[Stated exercise]
Your answer should be a single number: the count of lines containing "carrier".

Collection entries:
# # #

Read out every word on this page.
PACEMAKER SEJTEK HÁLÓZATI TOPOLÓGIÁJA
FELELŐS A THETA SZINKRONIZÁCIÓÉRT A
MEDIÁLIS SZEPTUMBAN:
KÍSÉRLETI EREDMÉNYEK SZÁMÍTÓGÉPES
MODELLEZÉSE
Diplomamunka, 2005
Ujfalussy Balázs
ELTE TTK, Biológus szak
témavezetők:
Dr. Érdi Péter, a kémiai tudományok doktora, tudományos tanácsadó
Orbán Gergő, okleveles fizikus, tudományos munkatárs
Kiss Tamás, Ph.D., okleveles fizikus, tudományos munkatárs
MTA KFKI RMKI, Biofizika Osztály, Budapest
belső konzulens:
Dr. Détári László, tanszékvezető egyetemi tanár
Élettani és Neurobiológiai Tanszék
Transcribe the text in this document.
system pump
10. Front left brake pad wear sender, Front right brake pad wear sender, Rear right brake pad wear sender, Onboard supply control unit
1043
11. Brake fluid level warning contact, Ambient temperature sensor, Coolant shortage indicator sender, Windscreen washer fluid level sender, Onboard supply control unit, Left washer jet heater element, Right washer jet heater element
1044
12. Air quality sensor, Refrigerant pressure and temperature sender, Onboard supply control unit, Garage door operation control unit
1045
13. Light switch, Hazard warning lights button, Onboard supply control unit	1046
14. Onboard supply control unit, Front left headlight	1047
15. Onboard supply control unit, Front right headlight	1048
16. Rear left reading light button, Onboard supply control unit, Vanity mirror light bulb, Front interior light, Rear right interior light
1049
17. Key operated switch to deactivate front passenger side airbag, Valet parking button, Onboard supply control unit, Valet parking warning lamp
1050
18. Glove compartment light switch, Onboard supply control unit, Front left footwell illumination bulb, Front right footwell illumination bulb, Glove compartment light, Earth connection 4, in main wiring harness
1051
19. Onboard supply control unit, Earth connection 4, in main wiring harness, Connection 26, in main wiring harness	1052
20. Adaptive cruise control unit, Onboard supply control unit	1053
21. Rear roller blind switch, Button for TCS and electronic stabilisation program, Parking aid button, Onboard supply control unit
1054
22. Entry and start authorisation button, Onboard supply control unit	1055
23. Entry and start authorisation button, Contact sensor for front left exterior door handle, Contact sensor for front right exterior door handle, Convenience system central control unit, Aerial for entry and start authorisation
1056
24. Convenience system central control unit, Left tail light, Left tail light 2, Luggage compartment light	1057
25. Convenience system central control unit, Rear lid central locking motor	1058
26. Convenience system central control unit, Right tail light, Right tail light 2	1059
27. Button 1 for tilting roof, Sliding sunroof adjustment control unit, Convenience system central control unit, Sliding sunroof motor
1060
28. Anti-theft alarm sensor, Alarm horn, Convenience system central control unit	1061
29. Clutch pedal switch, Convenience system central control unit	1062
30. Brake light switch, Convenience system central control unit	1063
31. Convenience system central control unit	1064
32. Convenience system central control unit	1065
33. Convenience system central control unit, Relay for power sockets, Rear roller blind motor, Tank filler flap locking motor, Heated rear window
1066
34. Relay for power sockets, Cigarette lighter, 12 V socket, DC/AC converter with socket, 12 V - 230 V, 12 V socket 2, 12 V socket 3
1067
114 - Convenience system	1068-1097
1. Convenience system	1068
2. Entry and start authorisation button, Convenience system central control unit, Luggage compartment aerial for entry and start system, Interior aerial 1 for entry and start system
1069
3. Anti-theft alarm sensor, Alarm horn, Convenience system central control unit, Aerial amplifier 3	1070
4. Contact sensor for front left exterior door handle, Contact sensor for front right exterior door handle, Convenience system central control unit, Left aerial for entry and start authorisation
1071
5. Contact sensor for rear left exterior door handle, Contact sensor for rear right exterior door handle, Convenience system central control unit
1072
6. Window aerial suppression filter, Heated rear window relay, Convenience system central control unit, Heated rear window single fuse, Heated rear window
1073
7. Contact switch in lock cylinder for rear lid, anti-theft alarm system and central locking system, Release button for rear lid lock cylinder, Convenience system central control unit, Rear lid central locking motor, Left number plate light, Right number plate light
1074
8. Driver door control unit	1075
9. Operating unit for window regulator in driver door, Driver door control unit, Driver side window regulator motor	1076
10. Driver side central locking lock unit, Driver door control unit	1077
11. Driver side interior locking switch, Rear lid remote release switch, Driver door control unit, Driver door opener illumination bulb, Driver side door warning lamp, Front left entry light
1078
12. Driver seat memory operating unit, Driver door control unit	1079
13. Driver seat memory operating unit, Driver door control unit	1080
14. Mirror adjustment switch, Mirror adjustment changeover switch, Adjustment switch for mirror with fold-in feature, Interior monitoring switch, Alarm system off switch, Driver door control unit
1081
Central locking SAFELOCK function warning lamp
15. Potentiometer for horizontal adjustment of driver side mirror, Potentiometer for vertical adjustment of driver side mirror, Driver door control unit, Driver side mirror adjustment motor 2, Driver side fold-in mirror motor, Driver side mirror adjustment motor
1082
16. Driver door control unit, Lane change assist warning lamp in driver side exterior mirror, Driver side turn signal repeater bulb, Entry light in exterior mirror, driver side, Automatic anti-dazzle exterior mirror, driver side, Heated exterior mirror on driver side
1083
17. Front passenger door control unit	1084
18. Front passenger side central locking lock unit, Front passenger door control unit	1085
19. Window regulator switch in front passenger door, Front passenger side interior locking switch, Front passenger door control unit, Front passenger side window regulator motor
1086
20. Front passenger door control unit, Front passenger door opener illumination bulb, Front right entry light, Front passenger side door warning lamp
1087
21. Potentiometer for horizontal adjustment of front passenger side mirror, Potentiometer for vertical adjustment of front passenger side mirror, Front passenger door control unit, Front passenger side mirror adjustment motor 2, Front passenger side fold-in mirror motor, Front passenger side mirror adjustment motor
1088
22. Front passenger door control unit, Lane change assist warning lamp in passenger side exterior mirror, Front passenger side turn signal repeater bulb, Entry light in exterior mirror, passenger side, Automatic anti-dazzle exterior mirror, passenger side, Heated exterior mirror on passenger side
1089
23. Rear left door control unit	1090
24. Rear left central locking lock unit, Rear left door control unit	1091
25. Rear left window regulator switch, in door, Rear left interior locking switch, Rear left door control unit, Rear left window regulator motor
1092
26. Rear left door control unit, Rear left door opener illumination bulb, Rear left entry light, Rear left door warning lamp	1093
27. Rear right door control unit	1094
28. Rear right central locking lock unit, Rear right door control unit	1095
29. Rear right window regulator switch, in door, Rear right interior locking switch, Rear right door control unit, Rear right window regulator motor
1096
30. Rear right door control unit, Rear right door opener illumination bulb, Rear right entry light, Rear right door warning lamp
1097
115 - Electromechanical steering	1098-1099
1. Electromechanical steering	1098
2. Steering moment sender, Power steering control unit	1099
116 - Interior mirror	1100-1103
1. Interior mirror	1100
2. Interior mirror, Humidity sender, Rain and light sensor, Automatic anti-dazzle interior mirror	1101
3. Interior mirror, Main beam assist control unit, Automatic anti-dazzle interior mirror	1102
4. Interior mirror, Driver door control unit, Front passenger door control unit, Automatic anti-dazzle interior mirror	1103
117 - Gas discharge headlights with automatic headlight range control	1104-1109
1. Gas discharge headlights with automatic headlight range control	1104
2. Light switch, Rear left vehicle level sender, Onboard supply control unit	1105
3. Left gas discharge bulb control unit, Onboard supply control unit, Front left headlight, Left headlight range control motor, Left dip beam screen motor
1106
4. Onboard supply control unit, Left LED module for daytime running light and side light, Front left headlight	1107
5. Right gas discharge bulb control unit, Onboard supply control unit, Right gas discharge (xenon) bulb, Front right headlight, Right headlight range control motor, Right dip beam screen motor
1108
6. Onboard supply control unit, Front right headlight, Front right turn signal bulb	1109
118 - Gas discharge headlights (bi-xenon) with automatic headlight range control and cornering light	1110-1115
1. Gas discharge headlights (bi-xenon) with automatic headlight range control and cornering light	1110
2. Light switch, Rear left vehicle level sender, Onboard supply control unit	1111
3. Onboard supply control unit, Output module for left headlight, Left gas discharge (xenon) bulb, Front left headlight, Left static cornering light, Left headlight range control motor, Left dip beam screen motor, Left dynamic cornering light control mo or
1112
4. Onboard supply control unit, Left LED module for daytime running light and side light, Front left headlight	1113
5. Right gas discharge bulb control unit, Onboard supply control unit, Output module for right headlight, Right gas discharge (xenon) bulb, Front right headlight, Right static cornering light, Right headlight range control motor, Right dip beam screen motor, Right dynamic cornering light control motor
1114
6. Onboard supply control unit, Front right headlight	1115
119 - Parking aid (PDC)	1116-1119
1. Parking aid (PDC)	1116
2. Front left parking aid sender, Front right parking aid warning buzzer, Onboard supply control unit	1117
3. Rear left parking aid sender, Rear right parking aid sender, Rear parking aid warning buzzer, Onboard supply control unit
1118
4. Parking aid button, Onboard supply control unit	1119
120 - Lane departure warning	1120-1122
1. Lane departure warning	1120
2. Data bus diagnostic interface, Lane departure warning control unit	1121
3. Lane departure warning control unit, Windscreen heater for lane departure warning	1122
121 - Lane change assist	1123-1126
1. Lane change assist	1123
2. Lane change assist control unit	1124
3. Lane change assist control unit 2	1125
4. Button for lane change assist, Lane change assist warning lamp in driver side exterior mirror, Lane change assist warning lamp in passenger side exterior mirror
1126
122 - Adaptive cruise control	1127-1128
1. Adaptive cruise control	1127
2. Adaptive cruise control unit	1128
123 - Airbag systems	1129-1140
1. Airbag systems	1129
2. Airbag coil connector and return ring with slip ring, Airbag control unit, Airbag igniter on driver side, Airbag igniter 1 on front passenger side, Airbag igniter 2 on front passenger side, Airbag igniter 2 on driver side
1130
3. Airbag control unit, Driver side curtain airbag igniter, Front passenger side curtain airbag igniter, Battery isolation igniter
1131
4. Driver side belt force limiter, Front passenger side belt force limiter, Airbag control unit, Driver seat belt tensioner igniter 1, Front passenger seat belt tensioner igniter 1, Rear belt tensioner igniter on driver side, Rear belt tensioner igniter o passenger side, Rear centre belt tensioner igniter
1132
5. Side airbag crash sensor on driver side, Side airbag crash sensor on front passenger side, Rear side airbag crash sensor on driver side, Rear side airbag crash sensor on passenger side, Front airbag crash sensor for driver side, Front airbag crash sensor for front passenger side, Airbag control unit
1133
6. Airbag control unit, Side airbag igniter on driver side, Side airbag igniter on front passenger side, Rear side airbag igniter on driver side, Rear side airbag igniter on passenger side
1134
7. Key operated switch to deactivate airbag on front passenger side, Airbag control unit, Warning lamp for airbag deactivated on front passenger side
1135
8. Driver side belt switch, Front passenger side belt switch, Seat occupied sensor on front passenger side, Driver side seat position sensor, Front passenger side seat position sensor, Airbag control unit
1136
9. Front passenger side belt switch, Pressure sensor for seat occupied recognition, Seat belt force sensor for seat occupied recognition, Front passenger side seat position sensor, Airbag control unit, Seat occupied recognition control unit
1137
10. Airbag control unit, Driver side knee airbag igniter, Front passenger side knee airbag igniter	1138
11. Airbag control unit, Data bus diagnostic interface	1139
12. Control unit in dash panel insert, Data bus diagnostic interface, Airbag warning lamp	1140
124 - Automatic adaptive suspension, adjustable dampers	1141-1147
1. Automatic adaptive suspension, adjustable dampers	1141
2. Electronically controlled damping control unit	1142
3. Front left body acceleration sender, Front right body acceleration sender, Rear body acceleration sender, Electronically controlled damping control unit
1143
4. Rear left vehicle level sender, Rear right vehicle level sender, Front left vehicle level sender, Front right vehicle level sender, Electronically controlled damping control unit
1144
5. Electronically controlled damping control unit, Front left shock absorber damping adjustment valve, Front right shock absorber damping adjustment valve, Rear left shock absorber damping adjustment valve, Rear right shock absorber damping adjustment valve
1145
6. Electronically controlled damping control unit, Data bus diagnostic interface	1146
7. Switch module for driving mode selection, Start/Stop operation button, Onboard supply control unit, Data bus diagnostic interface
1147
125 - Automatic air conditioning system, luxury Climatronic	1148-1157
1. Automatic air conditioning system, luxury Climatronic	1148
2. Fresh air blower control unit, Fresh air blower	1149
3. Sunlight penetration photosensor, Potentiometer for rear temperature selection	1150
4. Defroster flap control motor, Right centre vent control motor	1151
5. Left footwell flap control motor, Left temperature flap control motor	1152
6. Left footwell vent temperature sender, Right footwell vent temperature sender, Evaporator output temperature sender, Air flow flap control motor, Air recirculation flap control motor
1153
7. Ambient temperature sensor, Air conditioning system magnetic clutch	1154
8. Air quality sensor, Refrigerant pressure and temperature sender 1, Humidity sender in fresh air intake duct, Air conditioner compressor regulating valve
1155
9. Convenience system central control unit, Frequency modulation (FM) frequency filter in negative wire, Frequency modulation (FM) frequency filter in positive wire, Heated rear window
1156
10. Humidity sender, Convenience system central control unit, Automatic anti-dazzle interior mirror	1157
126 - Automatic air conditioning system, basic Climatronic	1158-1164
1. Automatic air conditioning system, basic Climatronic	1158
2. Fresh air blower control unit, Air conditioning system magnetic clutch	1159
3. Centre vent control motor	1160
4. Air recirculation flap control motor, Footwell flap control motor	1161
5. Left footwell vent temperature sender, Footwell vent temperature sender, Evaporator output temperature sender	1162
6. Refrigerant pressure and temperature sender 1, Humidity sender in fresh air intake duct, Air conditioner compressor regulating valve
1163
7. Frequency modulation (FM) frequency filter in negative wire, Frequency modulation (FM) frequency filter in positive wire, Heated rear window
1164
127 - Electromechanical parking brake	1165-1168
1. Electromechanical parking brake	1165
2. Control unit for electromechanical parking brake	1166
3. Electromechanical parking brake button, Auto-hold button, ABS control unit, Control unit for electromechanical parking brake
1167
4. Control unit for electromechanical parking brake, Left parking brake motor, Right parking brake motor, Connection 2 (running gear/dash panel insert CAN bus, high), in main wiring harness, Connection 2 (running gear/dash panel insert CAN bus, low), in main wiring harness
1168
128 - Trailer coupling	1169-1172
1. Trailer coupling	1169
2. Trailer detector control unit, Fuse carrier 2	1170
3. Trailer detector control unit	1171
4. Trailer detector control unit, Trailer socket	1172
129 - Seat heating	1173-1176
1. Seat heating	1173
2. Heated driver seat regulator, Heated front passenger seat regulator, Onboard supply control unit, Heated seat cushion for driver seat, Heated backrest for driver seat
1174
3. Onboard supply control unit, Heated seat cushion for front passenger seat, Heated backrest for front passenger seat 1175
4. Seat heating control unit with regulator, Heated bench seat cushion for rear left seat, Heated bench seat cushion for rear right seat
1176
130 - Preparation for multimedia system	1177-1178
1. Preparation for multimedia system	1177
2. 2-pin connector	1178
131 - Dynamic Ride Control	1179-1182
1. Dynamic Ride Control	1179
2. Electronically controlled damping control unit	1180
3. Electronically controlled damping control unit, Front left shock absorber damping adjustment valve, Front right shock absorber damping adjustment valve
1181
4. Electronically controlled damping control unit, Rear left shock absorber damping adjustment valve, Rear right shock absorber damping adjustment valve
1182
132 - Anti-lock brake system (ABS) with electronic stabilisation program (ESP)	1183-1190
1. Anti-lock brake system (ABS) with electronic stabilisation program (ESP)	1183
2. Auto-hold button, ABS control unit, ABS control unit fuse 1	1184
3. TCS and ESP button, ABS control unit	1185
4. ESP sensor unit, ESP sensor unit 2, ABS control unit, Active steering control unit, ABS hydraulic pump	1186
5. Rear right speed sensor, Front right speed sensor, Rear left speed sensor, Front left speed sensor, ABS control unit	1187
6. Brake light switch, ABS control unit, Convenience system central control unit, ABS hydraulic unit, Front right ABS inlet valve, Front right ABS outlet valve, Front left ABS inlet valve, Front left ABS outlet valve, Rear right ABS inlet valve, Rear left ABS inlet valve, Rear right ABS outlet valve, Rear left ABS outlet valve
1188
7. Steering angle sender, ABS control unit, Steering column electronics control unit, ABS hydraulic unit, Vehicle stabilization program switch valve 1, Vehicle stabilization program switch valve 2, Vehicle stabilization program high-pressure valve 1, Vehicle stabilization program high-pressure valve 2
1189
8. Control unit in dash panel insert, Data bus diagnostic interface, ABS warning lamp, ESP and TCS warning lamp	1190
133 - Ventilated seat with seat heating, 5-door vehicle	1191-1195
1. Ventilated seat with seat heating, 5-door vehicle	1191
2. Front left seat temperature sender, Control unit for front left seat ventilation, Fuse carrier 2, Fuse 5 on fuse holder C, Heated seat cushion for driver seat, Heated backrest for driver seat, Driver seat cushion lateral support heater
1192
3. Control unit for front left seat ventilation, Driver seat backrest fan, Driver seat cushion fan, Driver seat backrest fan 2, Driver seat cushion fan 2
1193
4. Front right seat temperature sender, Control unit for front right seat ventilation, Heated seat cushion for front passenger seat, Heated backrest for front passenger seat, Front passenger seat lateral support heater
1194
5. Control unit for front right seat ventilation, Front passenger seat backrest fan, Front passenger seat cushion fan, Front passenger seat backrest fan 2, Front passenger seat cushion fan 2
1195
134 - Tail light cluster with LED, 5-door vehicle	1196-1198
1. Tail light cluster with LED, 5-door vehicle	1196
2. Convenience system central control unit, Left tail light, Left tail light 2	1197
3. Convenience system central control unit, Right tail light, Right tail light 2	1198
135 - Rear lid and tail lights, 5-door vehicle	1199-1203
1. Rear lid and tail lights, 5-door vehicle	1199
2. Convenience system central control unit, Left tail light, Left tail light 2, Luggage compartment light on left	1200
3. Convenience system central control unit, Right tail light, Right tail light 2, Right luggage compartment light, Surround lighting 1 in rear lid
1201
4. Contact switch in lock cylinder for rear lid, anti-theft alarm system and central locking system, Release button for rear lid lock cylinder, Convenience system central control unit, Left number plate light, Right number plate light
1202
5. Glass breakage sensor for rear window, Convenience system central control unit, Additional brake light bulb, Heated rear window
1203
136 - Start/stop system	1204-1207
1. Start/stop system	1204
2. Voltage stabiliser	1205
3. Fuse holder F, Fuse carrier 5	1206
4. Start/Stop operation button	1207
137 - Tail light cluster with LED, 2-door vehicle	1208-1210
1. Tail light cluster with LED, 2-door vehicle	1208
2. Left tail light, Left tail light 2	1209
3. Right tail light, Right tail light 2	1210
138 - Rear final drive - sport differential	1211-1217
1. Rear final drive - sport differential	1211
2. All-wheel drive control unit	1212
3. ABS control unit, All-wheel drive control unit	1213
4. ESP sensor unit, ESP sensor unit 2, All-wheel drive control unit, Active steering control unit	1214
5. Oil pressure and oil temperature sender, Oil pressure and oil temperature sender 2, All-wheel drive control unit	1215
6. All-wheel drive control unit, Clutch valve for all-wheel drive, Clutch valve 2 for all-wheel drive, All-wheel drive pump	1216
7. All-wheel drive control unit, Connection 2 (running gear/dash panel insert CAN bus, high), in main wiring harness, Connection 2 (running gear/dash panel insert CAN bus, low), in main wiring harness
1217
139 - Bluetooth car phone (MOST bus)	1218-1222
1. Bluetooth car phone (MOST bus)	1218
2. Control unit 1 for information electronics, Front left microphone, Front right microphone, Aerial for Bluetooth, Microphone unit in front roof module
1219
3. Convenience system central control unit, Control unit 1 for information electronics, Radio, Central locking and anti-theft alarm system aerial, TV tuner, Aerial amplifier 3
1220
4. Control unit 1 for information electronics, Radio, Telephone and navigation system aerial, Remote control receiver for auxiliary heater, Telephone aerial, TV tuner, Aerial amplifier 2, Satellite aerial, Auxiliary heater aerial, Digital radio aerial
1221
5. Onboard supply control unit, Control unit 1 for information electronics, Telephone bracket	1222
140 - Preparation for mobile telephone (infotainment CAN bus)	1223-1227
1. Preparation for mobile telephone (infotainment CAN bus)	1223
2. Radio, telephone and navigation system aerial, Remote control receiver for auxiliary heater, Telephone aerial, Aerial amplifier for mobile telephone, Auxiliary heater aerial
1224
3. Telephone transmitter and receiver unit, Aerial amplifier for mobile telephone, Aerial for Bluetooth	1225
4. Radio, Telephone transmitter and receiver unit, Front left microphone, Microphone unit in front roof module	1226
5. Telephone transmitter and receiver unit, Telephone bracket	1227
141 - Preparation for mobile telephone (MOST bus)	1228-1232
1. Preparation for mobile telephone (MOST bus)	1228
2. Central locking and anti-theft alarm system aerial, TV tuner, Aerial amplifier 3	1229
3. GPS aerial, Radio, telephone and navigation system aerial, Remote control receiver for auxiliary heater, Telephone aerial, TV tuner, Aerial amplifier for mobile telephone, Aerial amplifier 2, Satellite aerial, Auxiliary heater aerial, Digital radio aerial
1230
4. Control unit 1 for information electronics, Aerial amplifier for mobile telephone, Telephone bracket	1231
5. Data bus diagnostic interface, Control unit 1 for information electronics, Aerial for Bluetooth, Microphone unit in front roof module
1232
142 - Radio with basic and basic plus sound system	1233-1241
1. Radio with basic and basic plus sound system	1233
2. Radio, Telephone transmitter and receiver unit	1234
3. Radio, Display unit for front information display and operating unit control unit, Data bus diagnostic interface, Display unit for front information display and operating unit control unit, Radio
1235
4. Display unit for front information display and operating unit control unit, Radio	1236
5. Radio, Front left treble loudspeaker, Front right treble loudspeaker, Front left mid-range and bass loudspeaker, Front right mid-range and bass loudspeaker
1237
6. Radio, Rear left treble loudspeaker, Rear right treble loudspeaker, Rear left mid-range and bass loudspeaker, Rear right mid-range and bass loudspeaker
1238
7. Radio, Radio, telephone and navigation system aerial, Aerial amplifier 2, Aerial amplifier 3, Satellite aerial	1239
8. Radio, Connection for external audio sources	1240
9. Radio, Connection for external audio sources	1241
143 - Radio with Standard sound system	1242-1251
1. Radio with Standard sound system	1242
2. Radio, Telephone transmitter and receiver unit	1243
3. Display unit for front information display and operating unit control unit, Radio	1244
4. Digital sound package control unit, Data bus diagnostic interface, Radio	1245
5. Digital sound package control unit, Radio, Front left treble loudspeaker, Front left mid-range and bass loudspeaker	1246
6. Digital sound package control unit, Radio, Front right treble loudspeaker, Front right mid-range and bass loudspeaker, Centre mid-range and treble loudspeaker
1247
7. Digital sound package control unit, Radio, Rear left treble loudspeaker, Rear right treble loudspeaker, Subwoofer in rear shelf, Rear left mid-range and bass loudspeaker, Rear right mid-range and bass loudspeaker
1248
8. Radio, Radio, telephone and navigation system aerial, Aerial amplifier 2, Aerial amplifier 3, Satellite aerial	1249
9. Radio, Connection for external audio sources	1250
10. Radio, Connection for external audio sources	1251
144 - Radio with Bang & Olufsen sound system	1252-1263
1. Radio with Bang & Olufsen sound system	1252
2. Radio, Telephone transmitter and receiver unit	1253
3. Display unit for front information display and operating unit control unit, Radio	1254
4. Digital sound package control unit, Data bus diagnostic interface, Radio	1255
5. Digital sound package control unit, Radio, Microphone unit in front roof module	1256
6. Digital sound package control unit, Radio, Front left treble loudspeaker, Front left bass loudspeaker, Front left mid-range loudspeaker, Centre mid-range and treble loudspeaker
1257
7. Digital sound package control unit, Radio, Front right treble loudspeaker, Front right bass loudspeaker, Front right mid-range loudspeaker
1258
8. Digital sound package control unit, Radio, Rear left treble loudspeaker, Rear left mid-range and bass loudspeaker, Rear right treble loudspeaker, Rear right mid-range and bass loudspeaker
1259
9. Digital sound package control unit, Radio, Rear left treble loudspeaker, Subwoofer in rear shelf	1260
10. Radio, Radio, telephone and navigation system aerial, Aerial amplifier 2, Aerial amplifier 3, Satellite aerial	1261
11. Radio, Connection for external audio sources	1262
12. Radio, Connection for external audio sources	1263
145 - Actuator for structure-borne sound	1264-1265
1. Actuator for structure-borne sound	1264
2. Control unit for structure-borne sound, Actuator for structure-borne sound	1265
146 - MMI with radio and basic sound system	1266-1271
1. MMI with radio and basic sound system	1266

# # #

[Exercise answer]
3